Exercise instructions: Copy out the entries below precisely; nothing is to be omitted.

Input records:
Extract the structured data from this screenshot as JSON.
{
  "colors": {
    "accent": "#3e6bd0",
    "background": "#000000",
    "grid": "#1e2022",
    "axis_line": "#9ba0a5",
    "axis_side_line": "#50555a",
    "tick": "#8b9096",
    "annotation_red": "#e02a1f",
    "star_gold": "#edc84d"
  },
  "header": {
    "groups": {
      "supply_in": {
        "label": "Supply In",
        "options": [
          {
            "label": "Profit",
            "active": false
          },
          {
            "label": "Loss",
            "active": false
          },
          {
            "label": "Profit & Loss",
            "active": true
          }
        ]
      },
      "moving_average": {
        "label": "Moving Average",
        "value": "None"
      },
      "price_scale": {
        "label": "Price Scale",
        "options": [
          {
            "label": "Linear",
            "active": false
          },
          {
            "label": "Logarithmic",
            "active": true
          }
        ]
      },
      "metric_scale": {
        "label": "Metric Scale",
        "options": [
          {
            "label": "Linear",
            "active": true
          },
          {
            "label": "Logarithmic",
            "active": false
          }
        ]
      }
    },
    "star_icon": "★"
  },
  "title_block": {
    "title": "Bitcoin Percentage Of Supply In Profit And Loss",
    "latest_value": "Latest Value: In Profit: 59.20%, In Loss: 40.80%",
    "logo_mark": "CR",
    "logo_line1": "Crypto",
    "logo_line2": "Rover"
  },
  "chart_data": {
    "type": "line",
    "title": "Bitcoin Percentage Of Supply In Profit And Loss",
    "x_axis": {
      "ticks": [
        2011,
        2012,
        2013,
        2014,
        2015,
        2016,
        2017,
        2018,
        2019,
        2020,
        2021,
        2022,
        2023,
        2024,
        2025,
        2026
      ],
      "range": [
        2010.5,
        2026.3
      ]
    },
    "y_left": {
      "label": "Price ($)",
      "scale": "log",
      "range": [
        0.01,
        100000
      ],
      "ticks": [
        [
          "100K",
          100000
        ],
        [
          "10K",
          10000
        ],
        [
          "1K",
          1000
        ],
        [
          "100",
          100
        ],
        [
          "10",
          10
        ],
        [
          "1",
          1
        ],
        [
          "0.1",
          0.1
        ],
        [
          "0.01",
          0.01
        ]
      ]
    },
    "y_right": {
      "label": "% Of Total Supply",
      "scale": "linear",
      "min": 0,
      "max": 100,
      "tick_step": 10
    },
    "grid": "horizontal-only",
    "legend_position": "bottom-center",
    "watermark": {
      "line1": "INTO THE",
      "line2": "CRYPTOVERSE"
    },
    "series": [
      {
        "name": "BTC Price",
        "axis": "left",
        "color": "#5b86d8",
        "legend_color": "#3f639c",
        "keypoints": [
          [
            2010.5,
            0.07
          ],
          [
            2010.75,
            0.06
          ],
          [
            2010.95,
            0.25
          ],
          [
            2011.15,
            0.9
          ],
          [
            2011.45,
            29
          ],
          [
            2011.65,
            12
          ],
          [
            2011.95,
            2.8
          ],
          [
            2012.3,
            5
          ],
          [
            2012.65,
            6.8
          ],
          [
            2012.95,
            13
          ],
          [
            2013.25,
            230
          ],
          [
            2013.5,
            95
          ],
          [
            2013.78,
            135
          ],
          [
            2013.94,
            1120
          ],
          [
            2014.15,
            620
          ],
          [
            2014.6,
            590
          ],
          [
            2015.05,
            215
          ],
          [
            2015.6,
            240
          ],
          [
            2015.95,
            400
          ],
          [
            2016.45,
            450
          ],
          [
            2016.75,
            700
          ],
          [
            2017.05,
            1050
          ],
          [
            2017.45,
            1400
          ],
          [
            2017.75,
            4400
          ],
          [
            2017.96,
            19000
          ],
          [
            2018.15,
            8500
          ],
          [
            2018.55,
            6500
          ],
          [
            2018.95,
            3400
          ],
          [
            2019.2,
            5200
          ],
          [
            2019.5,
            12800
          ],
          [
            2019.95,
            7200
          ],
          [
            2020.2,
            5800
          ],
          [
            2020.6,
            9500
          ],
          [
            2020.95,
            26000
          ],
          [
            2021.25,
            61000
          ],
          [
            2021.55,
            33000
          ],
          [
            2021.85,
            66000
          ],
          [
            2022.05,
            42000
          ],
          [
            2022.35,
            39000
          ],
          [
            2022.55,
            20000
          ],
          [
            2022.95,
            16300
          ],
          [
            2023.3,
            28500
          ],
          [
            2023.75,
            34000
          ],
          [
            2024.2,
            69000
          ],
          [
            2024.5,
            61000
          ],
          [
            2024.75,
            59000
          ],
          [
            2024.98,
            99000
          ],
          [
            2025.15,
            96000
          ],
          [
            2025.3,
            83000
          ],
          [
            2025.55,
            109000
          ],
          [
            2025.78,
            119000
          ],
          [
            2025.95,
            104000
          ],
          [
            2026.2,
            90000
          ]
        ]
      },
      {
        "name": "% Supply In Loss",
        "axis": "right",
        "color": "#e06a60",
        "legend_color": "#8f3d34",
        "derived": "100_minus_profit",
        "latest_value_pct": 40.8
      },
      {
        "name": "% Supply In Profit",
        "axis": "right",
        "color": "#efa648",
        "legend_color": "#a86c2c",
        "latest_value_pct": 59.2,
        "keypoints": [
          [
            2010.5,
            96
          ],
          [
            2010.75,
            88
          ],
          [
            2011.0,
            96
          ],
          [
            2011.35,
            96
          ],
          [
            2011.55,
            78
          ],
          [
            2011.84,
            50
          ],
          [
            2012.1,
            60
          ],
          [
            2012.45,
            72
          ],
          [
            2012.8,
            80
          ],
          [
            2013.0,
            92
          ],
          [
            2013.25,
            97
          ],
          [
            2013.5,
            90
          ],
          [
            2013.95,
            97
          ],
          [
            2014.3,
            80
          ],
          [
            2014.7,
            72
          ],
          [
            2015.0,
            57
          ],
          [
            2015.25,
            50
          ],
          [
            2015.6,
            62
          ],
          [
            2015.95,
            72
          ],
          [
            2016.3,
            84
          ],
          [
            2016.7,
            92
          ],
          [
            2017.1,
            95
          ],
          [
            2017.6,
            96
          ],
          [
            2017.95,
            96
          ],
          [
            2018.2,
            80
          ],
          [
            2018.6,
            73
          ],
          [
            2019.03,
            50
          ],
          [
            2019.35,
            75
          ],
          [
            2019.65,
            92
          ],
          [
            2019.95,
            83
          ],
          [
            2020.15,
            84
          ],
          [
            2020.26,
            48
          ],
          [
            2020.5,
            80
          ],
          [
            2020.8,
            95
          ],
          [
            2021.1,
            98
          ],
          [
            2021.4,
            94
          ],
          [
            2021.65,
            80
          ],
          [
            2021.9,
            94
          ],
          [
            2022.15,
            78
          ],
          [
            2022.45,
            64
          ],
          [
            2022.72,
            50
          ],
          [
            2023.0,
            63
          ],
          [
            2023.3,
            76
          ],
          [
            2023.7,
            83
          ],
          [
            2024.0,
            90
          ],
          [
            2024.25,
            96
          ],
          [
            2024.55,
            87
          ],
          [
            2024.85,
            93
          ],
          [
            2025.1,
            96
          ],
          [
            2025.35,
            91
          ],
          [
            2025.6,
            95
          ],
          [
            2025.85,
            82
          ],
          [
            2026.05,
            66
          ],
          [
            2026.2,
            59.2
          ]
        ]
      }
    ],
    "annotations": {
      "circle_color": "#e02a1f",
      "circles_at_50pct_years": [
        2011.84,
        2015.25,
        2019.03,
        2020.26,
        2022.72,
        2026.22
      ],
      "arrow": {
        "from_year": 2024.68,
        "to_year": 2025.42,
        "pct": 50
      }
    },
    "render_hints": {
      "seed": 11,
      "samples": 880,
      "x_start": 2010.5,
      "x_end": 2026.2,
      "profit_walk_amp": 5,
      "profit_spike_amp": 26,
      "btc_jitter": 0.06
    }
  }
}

Task solution:
Extract the structured data from this screenshot as JSON.
{
  "colors": {
    "accent": "#3e6bd0",
    "background": "#000000",
    "grid": "#1e2022",
    "axis_line": "#9ba0a5",
    "axis_side_line": "#50555a",
    "tick": "#8b9096",
    "annotation_red": "#e02a1f",
    "star_gold": "#edc84d"
  },
  "header": {
    "groups": {
      "supply_in": {
        "label": "Supply In",
        "options": [
          {
            "label": "Profit",
            "active": false
          },
          {
            "label": "Loss",
            "active": false
          },
          {
            "label": "Profit & Loss",
            "active": true
          }
        ]
      },
      "moving_average": {
        "label": "Moving Average",
        "value": "None"
      },
      "price_scale": {
        "label": "Price Scale",
        "options": [
          {
            "label": "Linear",
            "active": false
          },
          {
            "label": "Logarithmic",
            "active": true
          }
        ]
      },
      "metric_scale": {
        "label": "Metric Scale",
        "options": [
          {
            "label": "Linear",
            "active": true
          },
          {
            "label": "Logarithmic",
            "active": false
          }
        ]
      }
    },
    "star_icon": "★"
  },
  "title_block": {
    "title": "Bitcoin Percentage Of Supply In Profit And Loss",
    "latest_value": "Latest Value: In Profit: 59.20%, In Loss: 40.80%",
    "logo_mark": "CR",
    "logo_line1": "Crypto",
    "logo_line2": "Rover"
  },
  "chart_data": {
    "type": "line",
    "title": "Bitcoin Percentage Of Supply In Profit And Loss",
    "x_axis": {
      "ticks": [
        2011,
        2012,
        2013,
        2014,
        2015,
        2016,
        2017,
        2018,
        2019,
        2020,
        2021,
        2022,
        2023,
        2024,
        2025,
        2026
      ],
      "range": [
        2010.5,
        2026.3
      ]
    },
    "y_left": {
      "label": "Price ($)",
      "scale": "log",
      "range": [
        0.01,
        100000
      ],
      "ticks": [
        [
          "100K",
          100000
        ],
        [
          "10K",
          10000
        ],
        [
          "1K",
          1000
        ],
        [
          "100",
          100
        ],
        [
          "10",
          10
        ],
        [
          "1",
          1
        ],
        [
          "0.1",
          0.1
        ],
        [
          "0.01",
          0.01
        ]
      ]
    },
    "y_right": {
      "label": "% Of Total Supply",
      "scale": "linear",
      "min": 0,
      "max": 100,
      "tick_step": 10
    },
    "grid": "horizontal-only",
    "legend_position": "bottom-center",
    "watermark": {
      "line1": "INTO THE",
      "line2": "CRYPTOVERSE"
    },
    "series": [
      {
        "name": "BTC Price",
        "axis": "left",
        "color": "#5b86d8",
        "legend_color": "#3f639c",
        "keypoints": [
          [
            2010.5,
            0.07
          ],
          [
            2010.75,
            0.06
          ],
          [
            2010.95,
            0.25
          ],
          [
            2011.15,
            0.9
          ],
          [
            2011.45,
            29
          ],
          [
            2011.65,
            12
          ],
          [
            2011.95,
            2.8
          ],
          [
            2012.3,
            5
          ],
          [
            2012.65,
            6.8
          ],
          [
            2012.95,
            13
          ],
          [
            2013.25,
            230
          ],
          [
            2013.5,
            95
          ],
          [
            2013.78,
            135
          ],
          [
            2013.94,
            1120
          ],
          [
            2014.15,
            620
          ],
          [
            2014.6,
            590
          ],
          [
            2015.05,
            215
          ],
          [
            2015.6,
            240
          ],
          [
            2015.95,
            400
          ],
          [
            2016.45,
            450
          ],
          [
            2016.75,
            700
          ],
          [
            2017.05,
            1050
          ],
          [
            2017.45,
            1400
          ],
          [
            2017.75,
            4400
          ],
          [
            2017.96,
            19000
          ],
          [
            2018.15,
            8500
          ],
          [
            2018.55,
            6500
          ],
          [
            2018.95,
            3400
          ],
          [
            2019.2,
            5200
          ],
          [
            2019.5,
            12800
          ],
          [
            2019.95,
            7200
          ],
          [
            2020.2,
            5800
          ],
          [
            2020.6,
            9500
          ],
          [
            2020.95,
            26000
          ],
          [
            2021.25,
            61000
          ],
          [
            2021.55,
            33000
          ],
          [
            2021.85,
            66000
          ],
          [
            2022.05,
            42000
          ],
          [
            2022.35,
            39000
          ],
          [
            2022.55,
            20000
          ],
          [
            2022.95,
            16300
          ],
          [
            2023.3,
            28500
          ],
          [
            2023.75,
            34000
          ],
          [
            2024.2,
            69000
          ],
          [
            2024.5,
            61000
          ],
          [
            2024.75,
            59000
          ],
          [
            2024.98,
            99000
          ],
          [
            2025.15,
            96000
          ],
          [
            2025.3,
            83000
          ],
          [
            2025.55,
            109000
          ],
          [
            2025.78,
            119000
          ],
          [
            2025.95,
            104000
          ],
          [
            2026.2,
            90000
          ]
        ]
      },
      {
        "name": "% Supply In Loss",
        "axis": "right",
        "color": "#e06a60",
        "legend_color": "#8f3d34",
        "derived": "100_minus_profit",
        "latest_value_pct": 40.8
      },
      {
        "name": "% Supply In Profit",
        "axis": "right",
        "color": "#efa648",
        "legend_color": "#a86c2c",
        "latest_value_pct": 59.2,
        "keypoints": [
          [
            2010.5,
            96
          ],
          [
            2010.75,
            88
          ],
          [
            2011.0,
            96
          ],
          [
            2011.35,
            96
          ],
          [
            2011.55,
            78
          ],
          [
            2011.84,
            50
          ],
          [
            2012.1,
            60
          ],
          [
            2012.45,
            72
          ],
          [
            2012.8,
            80
          ],
          [
            2013.0,
            92
          ],
          [
            2013.25,
            97
          ],
          [
            2013.5,
            90
          ],
          [
            2013.95,
            97
          ],
          [
            2014.3,
            80
          ],
          [
            2014.7,
            72
          ],
          [
            2015.0,
            57
          ],
          [
            2015.25,
            50
          ],
          [
            2015.6,
            62
          ],
          [
            2015.95,
            72
          ],
          [
            2016.3,
            84
          ],
          [
            2016.7,
            92
          ],
          [
            2017.1,
            95
          ],
          [
            2017.6,
            96
          ],
          [
            2017.95,
            96
          ],
          [
            2018.2,
            80
          ],
          [
            2018.6,
            73
          ],
          [
            2019.03,
            50
          ],
          [
            2019.35,
            75
          ],
          [
            2019.65,
            92
          ],
          [
            2019.95,
            83
          ],
          [
            2020.15,
            84
          ],
          [
            2020.26,
            48
          ],
          [
            2020.5,
            80
          ],
          [
            2020.8,
            95
          ],
          [
            2021.1,
            98
          ],
          [
            2021.4,
            94
          ],
          [
            2021.65,
            80
          ],
          [
            2021.9,
            94
          ],
          [
            2022.15,
            78
          ],
          [
            2022.45,
            64
          ],
          [
            2022.72,
            50
          ],
          [
            2023.0,
            63
          ],
          [
            2023.3,
            76
          ],
          [
            2023.7,
            83
          ],
          [
            2024.0,
            90
          ],
          [
            2024.25,
            96
          ],
          [
            2024.55,
            87
          ],
          [
            2024.85,
            93
          ],
          [
            2025.1,
            96
          ],
          [
            2025.35,
            91
          ],
          [
            2025.6,
            95
          ],
          [
            2025.85,
            82
          ],
          [
            2026.05,
            66
          ],
          [
            2026.2,
            59.2
          ]
        ]
      }
    ],
    "annotations": {
      "circle_color": "#e02a1f",
      "circles_at_50pct_years": [
        2011.84,
        2015.25,
        2019.03,
        2020.26,
        2022.72,
        2026.22
      ],
      "arrow": {
        "from_year": 2024.68,
        "to_year": 2025.42,
        "pct": 50
      }
    },
    "render_hints": {
      "seed": 11,
      "samples": 880,
      "x_start": 2010.5,
      "x_end": 2026.2,
      "profit_walk_amp": 5,
      "profit_spike_amp": 26,
      "btc_jitter": 0.06
    }
  }
}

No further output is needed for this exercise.